Work to complete = Gather all lines in the entries below that include the word "this".

-- Provided records start --

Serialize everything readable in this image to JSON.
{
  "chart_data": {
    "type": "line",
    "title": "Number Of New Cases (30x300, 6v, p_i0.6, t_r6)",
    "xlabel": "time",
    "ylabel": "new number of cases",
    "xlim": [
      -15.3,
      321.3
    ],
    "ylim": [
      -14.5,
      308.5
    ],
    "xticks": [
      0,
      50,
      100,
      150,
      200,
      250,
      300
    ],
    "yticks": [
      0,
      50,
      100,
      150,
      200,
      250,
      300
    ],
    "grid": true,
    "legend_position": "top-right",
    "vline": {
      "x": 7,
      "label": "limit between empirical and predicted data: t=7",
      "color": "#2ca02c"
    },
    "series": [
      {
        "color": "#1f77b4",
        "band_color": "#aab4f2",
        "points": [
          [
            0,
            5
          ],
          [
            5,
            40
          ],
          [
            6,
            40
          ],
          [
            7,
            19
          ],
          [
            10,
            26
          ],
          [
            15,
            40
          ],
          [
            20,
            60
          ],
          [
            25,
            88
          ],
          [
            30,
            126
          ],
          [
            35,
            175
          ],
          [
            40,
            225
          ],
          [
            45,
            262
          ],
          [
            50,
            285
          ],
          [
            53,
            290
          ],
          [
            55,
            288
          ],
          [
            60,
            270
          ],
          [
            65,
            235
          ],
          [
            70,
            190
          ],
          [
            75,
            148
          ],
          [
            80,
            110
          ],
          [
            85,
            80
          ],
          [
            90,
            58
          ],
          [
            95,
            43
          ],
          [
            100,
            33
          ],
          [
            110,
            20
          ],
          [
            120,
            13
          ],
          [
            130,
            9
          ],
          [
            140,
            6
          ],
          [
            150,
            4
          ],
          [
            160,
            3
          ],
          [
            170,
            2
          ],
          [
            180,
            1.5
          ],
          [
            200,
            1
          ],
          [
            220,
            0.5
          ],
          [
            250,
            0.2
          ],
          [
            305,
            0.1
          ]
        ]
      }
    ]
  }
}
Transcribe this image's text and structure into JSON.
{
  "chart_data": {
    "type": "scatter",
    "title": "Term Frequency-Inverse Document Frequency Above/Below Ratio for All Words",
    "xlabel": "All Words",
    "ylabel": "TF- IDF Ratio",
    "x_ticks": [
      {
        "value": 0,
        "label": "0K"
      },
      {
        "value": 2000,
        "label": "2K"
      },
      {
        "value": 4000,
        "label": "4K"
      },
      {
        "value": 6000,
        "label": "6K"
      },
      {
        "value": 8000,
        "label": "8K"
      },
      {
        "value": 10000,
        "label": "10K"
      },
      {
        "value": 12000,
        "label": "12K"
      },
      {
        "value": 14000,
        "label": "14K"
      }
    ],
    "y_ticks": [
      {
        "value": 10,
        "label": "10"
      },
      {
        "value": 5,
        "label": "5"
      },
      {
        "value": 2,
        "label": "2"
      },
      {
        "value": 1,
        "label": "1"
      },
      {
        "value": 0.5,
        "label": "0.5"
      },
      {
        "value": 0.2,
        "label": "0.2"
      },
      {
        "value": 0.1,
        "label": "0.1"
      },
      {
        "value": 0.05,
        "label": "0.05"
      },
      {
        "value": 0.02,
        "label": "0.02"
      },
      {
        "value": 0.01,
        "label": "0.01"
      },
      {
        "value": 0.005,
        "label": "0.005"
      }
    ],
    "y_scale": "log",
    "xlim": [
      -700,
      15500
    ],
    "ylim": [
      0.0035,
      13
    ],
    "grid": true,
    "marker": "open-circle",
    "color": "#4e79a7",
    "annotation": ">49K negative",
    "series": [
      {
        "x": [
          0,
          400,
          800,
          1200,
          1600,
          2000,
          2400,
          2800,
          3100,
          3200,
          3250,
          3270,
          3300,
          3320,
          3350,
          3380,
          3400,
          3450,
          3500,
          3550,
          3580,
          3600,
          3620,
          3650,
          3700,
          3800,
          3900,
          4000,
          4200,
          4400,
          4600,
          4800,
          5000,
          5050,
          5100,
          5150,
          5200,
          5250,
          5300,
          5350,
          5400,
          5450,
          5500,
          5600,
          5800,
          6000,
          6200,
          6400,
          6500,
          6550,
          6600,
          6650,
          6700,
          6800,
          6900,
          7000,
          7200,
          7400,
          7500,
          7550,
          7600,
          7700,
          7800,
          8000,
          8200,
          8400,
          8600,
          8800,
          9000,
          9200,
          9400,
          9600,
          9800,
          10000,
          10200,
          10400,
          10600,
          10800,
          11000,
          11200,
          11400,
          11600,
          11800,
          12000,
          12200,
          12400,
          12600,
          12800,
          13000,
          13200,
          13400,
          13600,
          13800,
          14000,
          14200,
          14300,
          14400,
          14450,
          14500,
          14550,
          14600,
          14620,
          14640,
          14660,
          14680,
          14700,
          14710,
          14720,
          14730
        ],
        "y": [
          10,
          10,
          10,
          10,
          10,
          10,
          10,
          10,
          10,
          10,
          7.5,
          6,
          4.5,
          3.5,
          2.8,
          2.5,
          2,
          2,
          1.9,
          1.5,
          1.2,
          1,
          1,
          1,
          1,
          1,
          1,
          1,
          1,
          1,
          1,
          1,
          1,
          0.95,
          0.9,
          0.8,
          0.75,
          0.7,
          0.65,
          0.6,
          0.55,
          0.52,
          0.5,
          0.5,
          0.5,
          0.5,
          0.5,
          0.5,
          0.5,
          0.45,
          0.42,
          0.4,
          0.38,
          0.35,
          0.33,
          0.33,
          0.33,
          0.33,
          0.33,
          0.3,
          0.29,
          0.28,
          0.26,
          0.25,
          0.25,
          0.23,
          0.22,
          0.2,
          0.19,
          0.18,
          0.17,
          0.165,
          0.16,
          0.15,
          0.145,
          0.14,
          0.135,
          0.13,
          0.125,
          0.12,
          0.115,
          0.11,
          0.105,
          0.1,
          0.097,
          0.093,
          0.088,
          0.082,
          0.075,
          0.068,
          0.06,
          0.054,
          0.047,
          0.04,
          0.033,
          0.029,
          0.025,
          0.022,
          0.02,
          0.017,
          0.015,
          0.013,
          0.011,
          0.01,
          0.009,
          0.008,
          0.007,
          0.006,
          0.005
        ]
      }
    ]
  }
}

-- Provided records end --

Written solution =
Serialize everything readable in this image to JSON.
Transcribe this image's text and structure into JSON.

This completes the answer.